### RECORDS FOR THIS EXERCISE
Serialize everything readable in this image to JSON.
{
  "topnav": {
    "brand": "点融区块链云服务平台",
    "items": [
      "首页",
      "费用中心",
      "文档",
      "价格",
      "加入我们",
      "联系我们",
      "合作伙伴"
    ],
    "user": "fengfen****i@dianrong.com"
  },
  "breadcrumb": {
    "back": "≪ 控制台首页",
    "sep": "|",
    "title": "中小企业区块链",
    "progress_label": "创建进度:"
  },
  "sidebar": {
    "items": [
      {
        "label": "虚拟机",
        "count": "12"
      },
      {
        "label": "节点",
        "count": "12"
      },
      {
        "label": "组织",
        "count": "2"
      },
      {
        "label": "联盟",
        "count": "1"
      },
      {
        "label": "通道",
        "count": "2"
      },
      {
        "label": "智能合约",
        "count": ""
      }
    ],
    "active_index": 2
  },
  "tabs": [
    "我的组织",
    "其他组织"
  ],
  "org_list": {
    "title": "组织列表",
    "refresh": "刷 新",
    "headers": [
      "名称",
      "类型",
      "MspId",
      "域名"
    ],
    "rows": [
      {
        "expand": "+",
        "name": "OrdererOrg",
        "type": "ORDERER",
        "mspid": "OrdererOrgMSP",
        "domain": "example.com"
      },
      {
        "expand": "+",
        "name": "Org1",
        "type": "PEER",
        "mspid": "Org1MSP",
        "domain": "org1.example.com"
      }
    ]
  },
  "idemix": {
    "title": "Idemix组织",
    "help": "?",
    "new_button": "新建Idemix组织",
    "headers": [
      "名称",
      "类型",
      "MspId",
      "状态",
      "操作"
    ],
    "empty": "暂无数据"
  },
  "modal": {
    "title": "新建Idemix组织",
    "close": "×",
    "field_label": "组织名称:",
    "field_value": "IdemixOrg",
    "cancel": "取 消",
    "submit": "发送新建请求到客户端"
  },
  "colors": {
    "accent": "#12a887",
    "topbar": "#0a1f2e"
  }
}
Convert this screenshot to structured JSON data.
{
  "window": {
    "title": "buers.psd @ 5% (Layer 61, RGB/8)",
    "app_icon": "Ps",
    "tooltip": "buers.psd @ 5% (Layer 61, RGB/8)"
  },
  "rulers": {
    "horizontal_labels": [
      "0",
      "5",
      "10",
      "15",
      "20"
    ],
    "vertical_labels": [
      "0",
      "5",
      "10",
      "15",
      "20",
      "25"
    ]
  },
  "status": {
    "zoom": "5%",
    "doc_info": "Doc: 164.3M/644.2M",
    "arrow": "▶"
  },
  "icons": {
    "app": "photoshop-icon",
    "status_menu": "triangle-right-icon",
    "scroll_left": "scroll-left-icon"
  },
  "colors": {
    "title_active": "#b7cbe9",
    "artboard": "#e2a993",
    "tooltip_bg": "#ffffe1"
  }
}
######
• _WHAT THIS TASK INVOLVES_
Reproduce the listing in full. Keep it exactly as written.

• _EXERCISE ANSWER_
Serialize everything readable in this image to JSON.
{
  "topnav": {
    "brand": "点融区块链云服务平台",
    "items": [
      "首页",
      "费用中心",
      "文档",
      "价格",
      "加入我们",
      "联系我们",
      "合作伙伴"
    ],
    "user": "fengfen****i@dianrong.com"
  },
  "breadcrumb": {
    "back": "≪ 控制台首页",
    "sep": "|",
    "title": "中小企业区块链",
    "progress_label": "创建进度:"
  },
  "sidebar": {
    "items": [
      {
        "label": "虚拟机",
        "count": "12"
      },
      {
        "label": "节点",
        "count": "12"
      },
      {
        "label": "组织",
        "count": "2"
      },
      {
        "label": "联盟",
        "count": "1"
      },
      {
        "label": "通道",
        "count": "2"
      },
      {
        "label": "智能合约",
        "count": ""
      }
    ],
    "active_index": 2
  },
  "tabs": [
    "我的组织",
    "其他组织"
  ],
  "org_list": {
    "title": "组织列表",
    "refresh": "刷 新",
    "headers": [
      "名称",
      "类型",
      "MspId",
      "域名"
    ],
    "rows": [
      {
        "expand": "+",
        "name": "OrdererOrg",
        "type": "ORDERER",
        "mspid": "OrdererOrgMSP",
        "domain": "example.com"
      },
      {
        "expand": "+",
        "name": "Org1",
        "type": "PEER",
        "mspid": "Org1MSP",
        "domain": "org1.example.com"
      }
    ]
  },
  "idemix": {
    "title": "Idemix组织",
    "help": "?",
    "new_button": "新建Idemix组织",
    "headers": [
      "名称",
      "类型",
      "MspId",
      "状态",
      "操作"
    ],
    "empty": "暂无数据"
  },
  "modal": {
    "title": "新建Idemix组织",
    "close": "×",
    "field_label": "组织名称:",
    "field_value": "IdemixOrg",
    "cancel": "取 消",
    "submit": "发送新建请求到客户端"
  },
  "colors": {
    "accent": "#12a887",
    "topbar": "#0a1f2e"
  }
}
Convert this screenshot to structured JSON data.
{
  "window": {
    "title": "buers.psd @ 5% (Layer 61, RGB/8)",
    "app_icon": "Ps",
    "tooltip": "buers.psd @ 5% (Layer 61, RGB/8)"
  },
  "rulers": {
    "horizontal_labels": [
      "0",
      "5",
      "10",
      "15",
      "20"
    ],
    "vertical_labels": [
      "0",
      "5",
      "10",
      "15",
      "20",
      "25"
    ]
  },
  "status": {
    "zoom": "5%",
    "doc_info": "Doc: 164.3M/644.2M",
    "arrow": "▶"
  },
  "icons": {
    "app": "photoshop-icon",
    "status_menu": "triangle-right-icon",
    "scroll_left": "scroll-left-icon"
  },
  "colors": {
    "title_active": "#b7cbe9",
    "artboard": "#e2a993",
    "tooltip_bg": "#ffffe1"
  }
}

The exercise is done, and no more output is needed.